- WHAT YOU SHOULD DO:
Spot every line with the word "this" and return it.

- SUPPLIED MATERIAL:
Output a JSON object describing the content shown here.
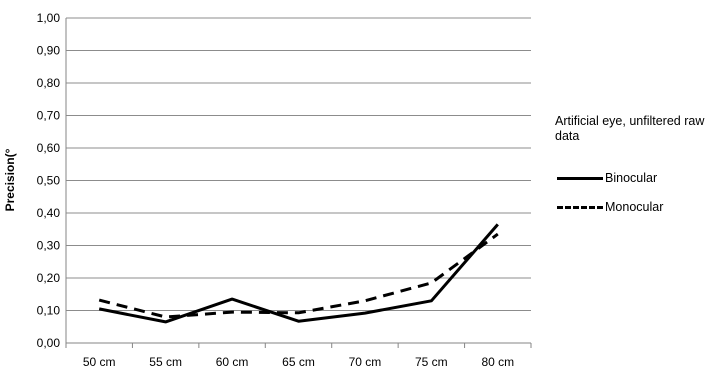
{
  "chart_data": {
    "type": "line",
    "title": "",
    "xlabel": "",
    "ylabel": "Precision(°",
    "categories": [
      "50 cm",
      "55 cm",
      "60 cm",
      "65 cm",
      "70 cm",
      "75 cm",
      "80 cm"
    ],
    "ylim": [
      0,
      1
    ],
    "yticks": [
      "0,00",
      "0,10",
      "0,20",
      "0,30",
      "0,40",
      "0,50",
      "0,60",
      "0,70",
      "0,80",
      "0,90",
      "1,00"
    ],
    "grid": true,
    "legend_position": "right",
    "legend_title": "Artificial eye, unfiltered raw data",
    "series": [
      {
        "name": "Binocular",
        "style": "solid",
        "color": "#000000",
        "values": [
          0.105,
          0.065,
          0.135,
          0.067,
          0.092,
          0.13,
          0.365
        ]
      },
      {
        "name": "Monocular",
        "style": "dashed",
        "color": "#000000",
        "values": [
          0.132,
          0.08,
          0.095,
          0.093,
          0.13,
          0.185,
          0.335
        ]
      }
    ]
  }
}
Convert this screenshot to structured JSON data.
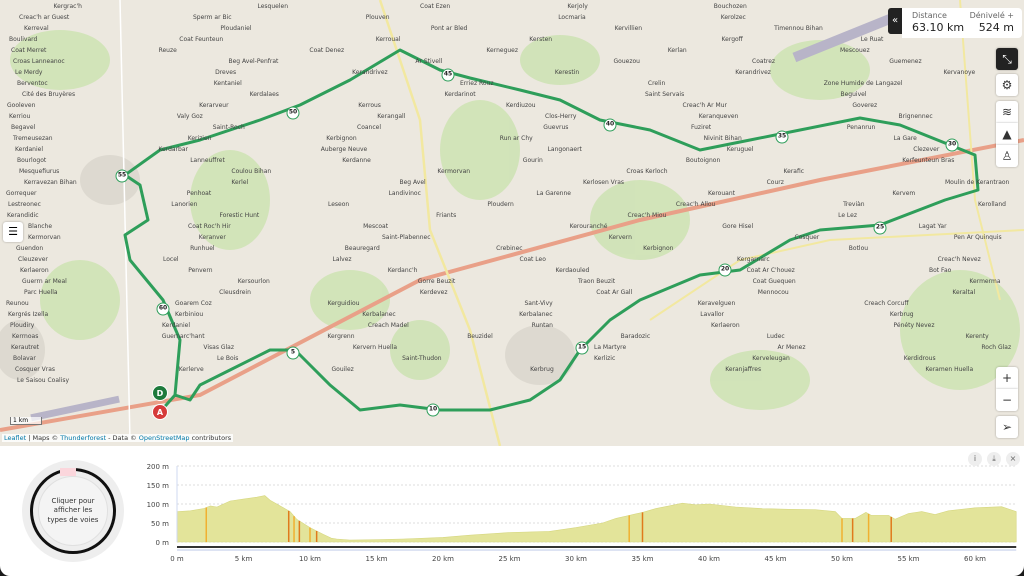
{
  "stats": {
    "distance_label": "Distance",
    "distance_value": "63.10 km",
    "elevation_label": "Dénivelé +",
    "elevation_value": "524 m"
  },
  "controls": {
    "collapse_icon": "double-chevron-left-icon",
    "zoom_in": "+",
    "zoom_out": "−"
  },
  "attribution": {
    "leaflet": "Leaflet",
    "sep1": " | Maps © ",
    "thunderforest": "Thunderforest",
    "sep2": " - Data © ",
    "osm": "OpenStreetMap",
    "tail": " contributors"
  },
  "scale_label": "1 km",
  "route_color": "#2e9e5a",
  "markers": {
    "start": "A",
    "finish": "D",
    "km": [
      "5",
      "10",
      "15",
      "20",
      "25",
      "30",
      "35",
      "40",
      "45",
      "50",
      "55",
      "60"
    ]
  },
  "places": [
    "Kergrac'h",
    "Lesquelen",
    "Coat Ezen",
    "Kerjoly",
    "Bouchozen",
    "Creac'h ar Guest",
    "Sperm ar Bic",
    "Plouven",
    "Locmaria",
    "Kerolzec",
    "Kerreval",
    "Ploudaniel",
    "Pont ar Bled",
    "Kervillien",
    "Timennou Bihan",
    "Boulivard",
    "Coat Feunteun",
    "Kerroual",
    "Kersten",
    "Kergoff",
    "Le Ruat",
    "Coat Merret",
    "Reuze",
    "Coat Denez",
    "Kerneguez",
    "Kerlan",
    "Mescouez",
    "Croas Lanneanoc",
    "Beg Avel-Penfrat",
    "Ar Stivell",
    "Gouezou",
    "Coatrez",
    "Guemenez",
    "Le Merdy",
    "Dreves",
    "Kerandrivez",
    "Kerestin",
    "Kerandrivez",
    "Kervanoye",
    "Berventoc",
    "Kentaniel",
    "Erriez Rouz",
    "Crelin",
    "Zone Humide de Langazel",
    "Cité des Bruyères",
    "Kerdalaes",
    "Kerdarinot",
    "Saint Servais",
    "Beguivel",
    "Gooleven",
    "Kerarveur",
    "Kerrous",
    "Kerdiuzou",
    "Creac'h Ar Mur",
    "Goverez",
    "Kerriou",
    "Valy Goz",
    "Kerangall",
    "Clos-Herry",
    "Keranqueven",
    "Brignennec",
    "Begavel",
    "Saint-Roch",
    "Coancel",
    "Guevrus",
    "Fuziret",
    "Penanrun",
    "Tremeusezan",
    "Kerizien",
    "Kerbignon",
    "Run ar Chy",
    "Nivinit Bihan",
    "La Gare",
    "Kerdaniel",
    "Kerdarbar",
    "Auberge Neuve",
    "Langonaert",
    "Keruguel",
    "Clezever",
    "Bourlogot",
    "Lanneuffret",
    "Kerdanne",
    "Gourin",
    "Boutoignon",
    "Kerfeunteun Bras",
    "Mesquefiurus",
    "Coulou Bihan",
    "Kermorvan",
    "Croas Kerloch",
    "Kerafic",
    "Kerravezan Bihan",
    "Kerlel",
    "Beg Avel",
    "Kerlosen Vras",
    "Courz",
    "Moulin de Kerantraon",
    "Gorrequer",
    "Penhoat",
    "Landivinoc",
    "La Garenne",
    "Kerouant",
    "Kervem",
    "Lestreonec",
    "Lanorien",
    "Leseon",
    "Ploudern",
    "Creac'h Allou",
    "Treviàn",
    "Kerolland",
    "Kerandidic",
    "Forestic Hunt",
    "Friants",
    "Creac'h Miou",
    "Le Lez",
    "Blanche",
    "Coat Roc'h Hir",
    "Mescoat",
    "Kerouranché",
    "Gore Hisel",
    "Lagat Yar",
    "Kermorvan",
    "Keranver",
    "Saint-Plabennec",
    "Kervern",
    "Cosquer",
    "Pen Ar Quinquis",
    "Guendon",
    "Runhuel",
    "Beauregard",
    "Crebinec",
    "Kerbignon",
    "Botlou",
    "Cleuzever",
    "Locel",
    "Lalvez",
    "Coat Leo",
    "Kergarnarc",
    "Creac'h Nevez",
    "Kerlaeron",
    "Penvern",
    "Kerdanc'h",
    "Kerdaouled",
    "Coat Ar C'houez",
    "Bot Fao",
    "Guerrn ar Meal",
    "Kersourlon",
    "Gorre Beuzit",
    "Traon Beuzit",
    "Coat Guequen",
    "Kermerma",
    "Parc Huella",
    "Cleusdrein",
    "Kerdevez",
    "Coat Ar Gall",
    "Mennocou",
    "Keraltal",
    "Reunou",
    "Goarem Coz",
    "Kerguidiou",
    "Sant-Vivy",
    "Keravelguen",
    "Creach Corcuff",
    "Kergrés Izella",
    "Kerbiniou",
    "Kerbalanec",
    "Kerbalanec",
    "Lavallor",
    "Kerbrug",
    "Ploudiry",
    "Kerdaniel",
    "Creach Madel",
    "Runtan",
    "Kerlaeron",
    "Pénéty Nevez",
    "Kerrnoas",
    "Guernarc'hant",
    "Kergrenn",
    "Beuzidel",
    "Baradozic",
    "Ludec",
    "Kerenty",
    "Kerautret",
    "Visas Glaz",
    "Kervern Huella",
    "La Martyre",
    "Ar Menez",
    "Roch Glaz",
    "Bolavar",
    "Le Bois",
    "Saint-Thudon",
    "Kerlizic",
    "Kerveleugan",
    "Kerdidrous",
    "Cosquer Vras",
    "Kerlerve",
    "Gouilez",
    "Kerbrug",
    "Keranjaffres",
    "Keramen Huella",
    "Le Saisou Coalisy"
  ],
  "profile": {
    "y_ticks": [
      "200 m",
      "150 m",
      "100 m",
      "50 m",
      "0 m"
    ],
    "x_ticks": [
      "0 m",
      "5 km",
      "10 km",
      "15 km",
      "20 km",
      "25 km",
      "30 km",
      "35 km",
      "40 km",
      "45 km",
      "50 km",
      "55 km",
      "60 km"
    ],
    "wheel_text": "Cliquer pour afficher les types de voies",
    "buttons": {
      "info": "i",
      "download": "⤓",
      "close": "×"
    }
  },
  "chart_data": {
    "type": "area",
    "xlabel": "",
    "ylabel": "",
    "xlim": [
      0,
      63.1
    ],
    "ylim": [
      0,
      200
    ],
    "grid": true,
    "x_unit": "km",
    "y_unit": "m",
    "x": [
      0,
      1,
      2,
      2.5,
      3,
      4,
      5,
      6,
      6.6,
      7,
      8,
      8.5,
      9,
      10,
      11,
      11.6,
      12,
      13,
      15,
      17,
      20,
      22,
      25,
      28,
      30,
      32,
      33,
      34,
      35,
      36,
      37,
      38,
      39,
      40,
      42,
      44,
      46,
      48,
      49.5,
      50,
      51,
      51.8,
      52.2,
      53.5,
      54,
      55,
      56,
      57,
      58,
      60,
      62,
      63.1
    ],
    "y": [
      80,
      82,
      88,
      95,
      92,
      108,
      113,
      118,
      122,
      110,
      90,
      80,
      60,
      38,
      20,
      10,
      8,
      5,
      6,
      8,
      12,
      18,
      25,
      28,
      38,
      50,
      62,
      70,
      78,
      88,
      95,
      102,
      98,
      100,
      92,
      88,
      86,
      85,
      80,
      62,
      62,
      78,
      70,
      70,
      60,
      75,
      80,
      72,
      82,
      90,
      93,
      80
    ],
    "steep_segments_km": [
      2.2,
      8.4,
      8.8,
      9.2,
      10,
      10.5,
      34,
      35,
      50,
      50.8,
      52,
      53.7
    ]
  }
}
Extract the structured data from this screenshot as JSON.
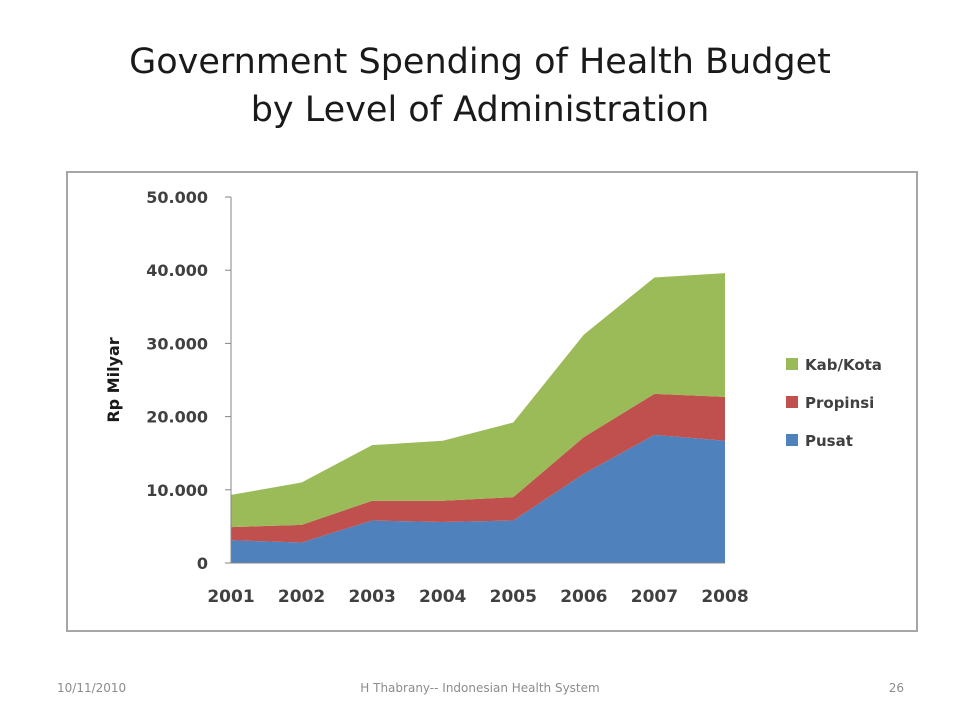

- TASK ANSWER:
Convert this screenshot to structured JSON data.
Extract the structured data from this screenshot as JSON.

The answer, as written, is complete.